Provide the records once more, identical to the original.
+---+
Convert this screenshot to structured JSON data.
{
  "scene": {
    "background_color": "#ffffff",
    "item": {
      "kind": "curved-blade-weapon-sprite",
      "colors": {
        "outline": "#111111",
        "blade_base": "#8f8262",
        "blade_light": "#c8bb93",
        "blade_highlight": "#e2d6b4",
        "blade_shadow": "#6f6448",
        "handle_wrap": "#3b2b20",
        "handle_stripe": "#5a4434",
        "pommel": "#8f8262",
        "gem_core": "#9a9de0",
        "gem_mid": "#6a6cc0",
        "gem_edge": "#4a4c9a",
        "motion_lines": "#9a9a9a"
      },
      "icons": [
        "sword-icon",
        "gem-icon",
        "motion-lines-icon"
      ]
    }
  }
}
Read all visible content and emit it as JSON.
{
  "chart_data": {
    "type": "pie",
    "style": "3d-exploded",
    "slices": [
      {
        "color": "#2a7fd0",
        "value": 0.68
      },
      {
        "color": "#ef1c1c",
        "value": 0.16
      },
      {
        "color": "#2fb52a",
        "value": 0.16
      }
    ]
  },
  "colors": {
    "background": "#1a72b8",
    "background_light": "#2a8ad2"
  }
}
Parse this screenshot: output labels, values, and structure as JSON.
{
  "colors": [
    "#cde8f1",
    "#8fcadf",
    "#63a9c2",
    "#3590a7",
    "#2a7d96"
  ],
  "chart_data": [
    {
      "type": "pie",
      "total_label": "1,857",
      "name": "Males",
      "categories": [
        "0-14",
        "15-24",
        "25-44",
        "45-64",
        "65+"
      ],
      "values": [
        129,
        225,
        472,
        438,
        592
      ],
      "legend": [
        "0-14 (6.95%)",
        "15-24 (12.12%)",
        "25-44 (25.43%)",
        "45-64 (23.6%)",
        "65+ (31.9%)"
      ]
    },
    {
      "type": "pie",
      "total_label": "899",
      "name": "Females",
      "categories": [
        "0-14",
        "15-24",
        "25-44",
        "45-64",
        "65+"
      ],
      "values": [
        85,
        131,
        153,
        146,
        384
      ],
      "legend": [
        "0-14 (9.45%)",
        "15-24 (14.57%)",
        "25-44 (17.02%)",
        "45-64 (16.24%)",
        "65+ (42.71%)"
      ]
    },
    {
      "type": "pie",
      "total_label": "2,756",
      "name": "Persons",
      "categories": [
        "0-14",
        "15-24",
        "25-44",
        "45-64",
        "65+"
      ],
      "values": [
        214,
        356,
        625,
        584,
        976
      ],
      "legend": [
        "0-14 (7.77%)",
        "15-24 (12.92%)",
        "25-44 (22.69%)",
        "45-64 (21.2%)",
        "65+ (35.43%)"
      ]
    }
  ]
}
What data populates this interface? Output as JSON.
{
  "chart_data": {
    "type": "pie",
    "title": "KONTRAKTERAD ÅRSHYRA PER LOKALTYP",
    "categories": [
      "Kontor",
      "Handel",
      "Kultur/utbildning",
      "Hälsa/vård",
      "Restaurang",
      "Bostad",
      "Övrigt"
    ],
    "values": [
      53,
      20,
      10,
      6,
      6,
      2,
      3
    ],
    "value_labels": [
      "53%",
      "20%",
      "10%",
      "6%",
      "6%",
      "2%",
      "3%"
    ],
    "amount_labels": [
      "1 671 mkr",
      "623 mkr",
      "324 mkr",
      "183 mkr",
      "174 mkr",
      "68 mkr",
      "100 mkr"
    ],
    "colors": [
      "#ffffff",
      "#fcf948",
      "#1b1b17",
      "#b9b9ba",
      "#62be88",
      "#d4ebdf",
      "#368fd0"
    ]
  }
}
+---+
FINISHED TASK >>
Convert this screenshot to structured JSON data.
{
  "scene": {
    "background_color": "#ffffff",
    "item": {
      "kind": "curved-blade-weapon-sprite",
      "colors": {
        "outline": "#111111",
        "blade_base": "#8f8262",
        "blade_light": "#c8bb93",
        "blade_highlight": "#e2d6b4",
        "blade_shadow": "#6f6448",
        "handle_wrap": "#3b2b20",
        "handle_stripe": "#5a4434",
        "pommel": "#8f8262",
        "gem_core": "#9a9de0",
        "gem_mid": "#6a6cc0",
        "gem_edge": "#4a4c9a",
        "motion_lines": "#9a9a9a"
      },
      "icons": [
        "sword-icon",
        "gem-icon",
        "motion-lines-icon"
      ]
    }
  }
}
Read all visible content and emit it as JSON.
{
  "chart_data": {
    "type": "pie",
    "style": "3d-exploded",
    "slices": [
      {
        "color": "#2a7fd0",
        "value": 0.68
      },
      {
        "color": "#ef1c1c",
        "value": 0.16
      },
      {
        "color": "#2fb52a",
        "value": 0.16
      }
    ]
  },
  "colors": {
    "background": "#1a72b8",
    "background_light": "#2a8ad2"
  }
}
Parse this screenshot: output labels, values, and structure as JSON.
{
  "colors": [
    "#cde8f1",
    "#8fcadf",
    "#63a9c2",
    "#3590a7",
    "#2a7d96"
  ],
  "chart_data": [
    {
      "type": "pie",
      "total_label": "1,857",
      "name": "Males",
      "categories": [
        "0-14",
        "15-24",
        "25-44",
        "45-64",
        "65+"
      ],
      "values": [
        129,
        225,
        472,
        438,
        592
      ],
      "legend": [
        "0-14 (6.95%)",
        "15-24 (12.12%)",
        "25-44 (25.43%)",
        "45-64 (23.6%)",
        "65+ (31.9%)"
      ]
    },
    {
      "type": "pie",
      "total_label": "899",
      "name": "Females",
      "categories": [
        "0-14",
        "15-24",
        "25-44",
        "45-64",
        "65+"
      ],
      "values": [
        85,
        131,
        153,
        146,
        384
      ],
      "legend": [
        "0-14 (9.45%)",
        "15-24 (14.57%)",
        "25-44 (17.02%)",
        "45-64 (16.24%)",
        "65+ (42.71%)"
      ]
    },
    {
      "type": "pie",
      "total_label": "2,756",
      "name": "Persons",
      "categories": [
        "0-14",
        "15-24",
        "25-44",
        "45-64",
        "65+"
      ],
      "values": [
        214,
        356,
        625,
        584,
        976
      ],
      "legend": [
        "0-14 (7.77%)",
        "15-24 (12.92%)",
        "25-44 (22.69%)",
        "45-64 (21.2%)",
        "65+ (35.43%)"
      ]
    }
  ]
}
What data populates this interface? Output as JSON.
{
  "chart_data": {
    "type": "pie",
    "title": "KONTRAKTERAD ÅRSHYRA PER LOKALTYP",
    "categories": [
      "Kontor",
      "Handel",
      "Kultur/utbildning",
      "Hälsa/vård",
      "Restaurang",
      "Bostad",
      "Övrigt"
    ],
    "values": [
      53,
      20,
      10,
      6,
      6,
      2,
      3
    ],
    "value_labels": [
      "53%",
      "20%",
      "10%",
      "6%",
      "6%",
      "2%",
      "3%"
    ],
    "amount_labels": [
      "1 671 mkr",
      "623 mkr",
      "324 mkr",
      "183 mkr",
      "174 mkr",
      "68 mkr",
      "100 mkr"
    ],
    "colors": [
      "#ffffff",
      "#fcf948",
      "#1b1b17",
      "#b9b9ba",
      "#62be88",
      "#d4ebdf",
      "#368fd0"
    ]
  }
}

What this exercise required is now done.